Exercise: Reproduce every record below exactly as it appears.
============
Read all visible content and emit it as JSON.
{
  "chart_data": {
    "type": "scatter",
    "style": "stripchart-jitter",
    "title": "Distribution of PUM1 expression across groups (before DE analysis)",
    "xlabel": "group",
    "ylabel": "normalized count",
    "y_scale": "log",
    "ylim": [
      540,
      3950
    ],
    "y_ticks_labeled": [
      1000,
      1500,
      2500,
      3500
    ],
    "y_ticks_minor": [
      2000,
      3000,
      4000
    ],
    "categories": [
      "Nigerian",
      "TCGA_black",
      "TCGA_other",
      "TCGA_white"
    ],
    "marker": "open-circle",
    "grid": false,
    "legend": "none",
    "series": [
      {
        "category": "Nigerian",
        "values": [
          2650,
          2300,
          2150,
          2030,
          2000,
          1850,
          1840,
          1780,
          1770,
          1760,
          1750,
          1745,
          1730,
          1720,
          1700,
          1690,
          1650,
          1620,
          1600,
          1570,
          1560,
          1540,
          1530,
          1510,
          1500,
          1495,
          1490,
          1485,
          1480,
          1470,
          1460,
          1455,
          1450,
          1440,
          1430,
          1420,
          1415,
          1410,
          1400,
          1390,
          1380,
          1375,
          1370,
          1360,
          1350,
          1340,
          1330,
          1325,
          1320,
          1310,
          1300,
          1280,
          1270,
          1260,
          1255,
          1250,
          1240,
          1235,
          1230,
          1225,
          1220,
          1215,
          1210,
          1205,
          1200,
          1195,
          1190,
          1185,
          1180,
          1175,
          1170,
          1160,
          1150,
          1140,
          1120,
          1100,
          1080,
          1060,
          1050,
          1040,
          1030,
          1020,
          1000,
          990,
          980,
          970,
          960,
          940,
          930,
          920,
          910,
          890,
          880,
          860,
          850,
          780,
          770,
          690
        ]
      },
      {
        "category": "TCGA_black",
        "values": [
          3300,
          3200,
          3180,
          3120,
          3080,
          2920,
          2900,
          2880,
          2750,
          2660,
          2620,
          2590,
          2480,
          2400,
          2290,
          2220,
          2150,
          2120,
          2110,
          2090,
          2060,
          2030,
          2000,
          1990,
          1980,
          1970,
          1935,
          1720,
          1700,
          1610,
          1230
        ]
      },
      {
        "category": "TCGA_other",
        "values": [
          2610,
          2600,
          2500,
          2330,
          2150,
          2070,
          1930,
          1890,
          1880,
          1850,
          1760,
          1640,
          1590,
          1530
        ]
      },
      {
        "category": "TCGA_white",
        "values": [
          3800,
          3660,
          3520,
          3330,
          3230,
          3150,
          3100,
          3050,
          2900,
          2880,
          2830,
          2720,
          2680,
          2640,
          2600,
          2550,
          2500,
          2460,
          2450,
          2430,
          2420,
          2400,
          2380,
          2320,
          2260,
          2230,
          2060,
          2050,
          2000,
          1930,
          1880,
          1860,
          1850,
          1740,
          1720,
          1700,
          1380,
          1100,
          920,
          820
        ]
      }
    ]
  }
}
============
Answer to this exercise:
Read all visible content and emit it as JSON.
{
  "chart_data": {
    "type": "scatter",
    "style": "stripchart-jitter",
    "title": "Distribution of PUM1 expression across groups (before DE analysis)",
    "xlabel": "group",
    "ylabel": "normalized count",
    "y_scale": "log",
    "ylim": [
      540,
      3950
    ],
    "y_ticks_labeled": [
      1000,
      1500,
      2500,
      3500
    ],
    "y_ticks_minor": [
      2000,
      3000,
      4000
    ],
    "categories": [
      "Nigerian",
      "TCGA_black",
      "TCGA_other",
      "TCGA_white"
    ],
    "marker": "open-circle",
    "grid": false,
    "legend": "none",
    "series": [
      {
        "category": "Nigerian",
        "values": [
          2650,
          2300,
          2150,
          2030,
          2000,
          1850,
          1840,
          1780,
          1770,
          1760,
          1750,
          1745,
          1730,
          1720,
          1700,
          1690,
          1650,
          1620,
          1600,
          1570,
          1560,
          1540,
          1530,
          1510,
          1500,
          1495,
          1490,
          1485,
          1480,
          1470,
          1460,
          1455,
          1450,
          1440,
          1430,
          1420,
          1415,
          1410,
          1400,
          1390,
          1380,
          1375,
          1370,
          1360,
          1350,
          1340,
          1330,
          1325,
          1320,
          1310,
          1300,
          1280,
          1270,
          1260,
          1255,
          1250,
          1240,
          1235,
          1230,
          1225,
          1220,
          1215,
          1210,
          1205,
          1200,
          1195,
          1190,
          1185,
          1180,
          1175,
          1170,
          1160,
          1150,
          1140,
          1120,
          1100,
          1080,
          1060,
          1050,
          1040,
          1030,
          1020,
          1000,
          990,
          980,
          970,
          960,
          940,
          930,
          920,
          910,
          890,
          880,
          860,
          850,
          780,
          770,
          690
        ]
      },
      {
        "category": "TCGA_black",
        "values": [
          3300,
          3200,
          3180,
          3120,
          3080,
          2920,
          2900,
          2880,
          2750,
          2660,
          2620,
          2590,
          2480,
          2400,
          2290,
          2220,
          2150,
          2120,
          2110,
          2090,
          2060,
          2030,
          2000,
          1990,
          1980,
          1970,
          1935,
          1720,
          1700,
          1610,
          1230
        ]
      },
      {
        "category": "TCGA_other",
        "values": [
          2610,
          2600,
          2500,
          2330,
          2150,
          2070,
          1930,
          1890,
          1880,
          1850,
          1760,
          1640,
          1590,
          1530
        ]
      },
      {
        "category": "TCGA_white",
        "values": [
          3800,
          3660,
          3520,
          3330,
          3230,
          3150,
          3100,
          3050,
          2900,
          2880,
          2830,
          2720,
          2680,
          2640,
          2600,
          2550,
          2500,
          2460,
          2450,
          2430,
          2420,
          2400,
          2380,
          2320,
          2260,
          2230,
          2060,
          2050,
          2000,
          1930,
          1880,
          1860,
          1850,
          1740,
          1720,
          1700,
          1380,
          1100,
          920,
          820
        ]
      }
    ]
  }
}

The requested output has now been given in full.